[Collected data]
Start

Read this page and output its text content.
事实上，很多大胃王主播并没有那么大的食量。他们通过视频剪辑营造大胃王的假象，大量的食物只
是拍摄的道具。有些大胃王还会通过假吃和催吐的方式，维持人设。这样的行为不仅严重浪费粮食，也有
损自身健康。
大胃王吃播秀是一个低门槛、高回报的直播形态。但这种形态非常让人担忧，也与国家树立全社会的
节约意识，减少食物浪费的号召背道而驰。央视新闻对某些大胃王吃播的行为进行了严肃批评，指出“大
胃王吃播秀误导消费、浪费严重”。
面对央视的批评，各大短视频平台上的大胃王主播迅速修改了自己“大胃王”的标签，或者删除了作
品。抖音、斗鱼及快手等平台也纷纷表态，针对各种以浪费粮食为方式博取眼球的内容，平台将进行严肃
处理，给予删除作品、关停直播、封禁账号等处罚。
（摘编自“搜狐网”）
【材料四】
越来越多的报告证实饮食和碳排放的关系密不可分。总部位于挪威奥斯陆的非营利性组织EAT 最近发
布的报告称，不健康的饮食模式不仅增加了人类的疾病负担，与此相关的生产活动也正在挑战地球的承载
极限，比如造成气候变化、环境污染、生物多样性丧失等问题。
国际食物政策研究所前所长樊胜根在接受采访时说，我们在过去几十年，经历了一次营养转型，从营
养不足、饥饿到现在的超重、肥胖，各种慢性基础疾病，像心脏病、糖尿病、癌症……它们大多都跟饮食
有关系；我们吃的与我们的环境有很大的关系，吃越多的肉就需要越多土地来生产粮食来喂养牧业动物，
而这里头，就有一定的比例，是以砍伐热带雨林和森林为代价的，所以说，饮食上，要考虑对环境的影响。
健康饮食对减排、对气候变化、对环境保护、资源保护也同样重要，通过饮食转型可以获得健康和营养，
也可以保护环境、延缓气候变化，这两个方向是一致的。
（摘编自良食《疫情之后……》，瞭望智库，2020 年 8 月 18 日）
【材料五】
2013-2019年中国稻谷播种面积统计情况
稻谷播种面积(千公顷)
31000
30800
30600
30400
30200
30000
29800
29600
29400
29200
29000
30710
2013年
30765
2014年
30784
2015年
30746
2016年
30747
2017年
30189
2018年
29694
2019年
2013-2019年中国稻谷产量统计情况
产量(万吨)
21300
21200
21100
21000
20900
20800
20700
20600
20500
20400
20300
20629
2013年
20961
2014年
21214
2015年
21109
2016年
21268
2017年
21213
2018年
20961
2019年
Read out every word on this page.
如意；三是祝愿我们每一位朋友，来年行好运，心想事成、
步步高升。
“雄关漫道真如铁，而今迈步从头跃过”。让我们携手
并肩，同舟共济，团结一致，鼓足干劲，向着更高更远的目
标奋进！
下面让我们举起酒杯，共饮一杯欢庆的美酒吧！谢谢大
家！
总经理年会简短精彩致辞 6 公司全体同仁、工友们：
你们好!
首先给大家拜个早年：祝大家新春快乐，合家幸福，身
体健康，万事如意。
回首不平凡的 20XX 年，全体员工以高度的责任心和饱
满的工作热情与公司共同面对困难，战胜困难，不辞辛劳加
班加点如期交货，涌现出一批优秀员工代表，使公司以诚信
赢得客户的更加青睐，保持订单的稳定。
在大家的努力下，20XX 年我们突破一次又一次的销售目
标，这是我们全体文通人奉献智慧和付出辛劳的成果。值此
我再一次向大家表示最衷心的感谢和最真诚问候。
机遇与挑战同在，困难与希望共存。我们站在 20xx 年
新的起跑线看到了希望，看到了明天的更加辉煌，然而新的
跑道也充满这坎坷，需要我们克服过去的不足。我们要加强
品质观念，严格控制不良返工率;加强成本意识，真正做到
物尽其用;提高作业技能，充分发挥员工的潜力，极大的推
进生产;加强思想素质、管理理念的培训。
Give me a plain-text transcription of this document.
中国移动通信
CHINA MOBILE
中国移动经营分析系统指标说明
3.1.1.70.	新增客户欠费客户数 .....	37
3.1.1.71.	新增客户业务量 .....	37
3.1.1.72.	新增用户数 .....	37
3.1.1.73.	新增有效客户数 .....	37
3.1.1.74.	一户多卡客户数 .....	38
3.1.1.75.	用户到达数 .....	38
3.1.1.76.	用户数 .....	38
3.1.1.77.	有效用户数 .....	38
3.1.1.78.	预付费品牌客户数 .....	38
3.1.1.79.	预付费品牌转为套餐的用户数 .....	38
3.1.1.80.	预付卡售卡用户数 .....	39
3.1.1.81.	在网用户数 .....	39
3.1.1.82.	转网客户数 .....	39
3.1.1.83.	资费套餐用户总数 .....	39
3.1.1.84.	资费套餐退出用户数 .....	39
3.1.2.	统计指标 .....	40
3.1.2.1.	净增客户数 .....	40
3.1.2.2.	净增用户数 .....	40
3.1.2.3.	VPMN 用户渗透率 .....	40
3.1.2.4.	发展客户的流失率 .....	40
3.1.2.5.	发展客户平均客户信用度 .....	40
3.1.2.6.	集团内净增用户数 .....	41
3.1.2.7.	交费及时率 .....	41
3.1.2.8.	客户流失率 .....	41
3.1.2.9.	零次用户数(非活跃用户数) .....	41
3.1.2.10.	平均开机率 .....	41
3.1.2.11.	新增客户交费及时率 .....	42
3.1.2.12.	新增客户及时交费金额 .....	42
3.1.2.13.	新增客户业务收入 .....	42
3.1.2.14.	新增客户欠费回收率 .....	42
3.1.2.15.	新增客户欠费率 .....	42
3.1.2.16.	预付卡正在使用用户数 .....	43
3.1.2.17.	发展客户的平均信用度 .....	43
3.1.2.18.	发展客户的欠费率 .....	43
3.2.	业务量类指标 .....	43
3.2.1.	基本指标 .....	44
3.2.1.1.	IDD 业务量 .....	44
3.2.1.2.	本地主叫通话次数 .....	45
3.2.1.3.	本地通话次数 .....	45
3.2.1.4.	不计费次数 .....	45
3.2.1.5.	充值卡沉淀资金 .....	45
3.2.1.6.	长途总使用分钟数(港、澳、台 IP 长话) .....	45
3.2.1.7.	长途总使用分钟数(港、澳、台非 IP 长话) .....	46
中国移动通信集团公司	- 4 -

End

[Task details]: Using the records given above, list every line that includes the word "text".

[Solution to this exercise]:
Read this page and output its text content.
Give me a plain-text transcription of this document.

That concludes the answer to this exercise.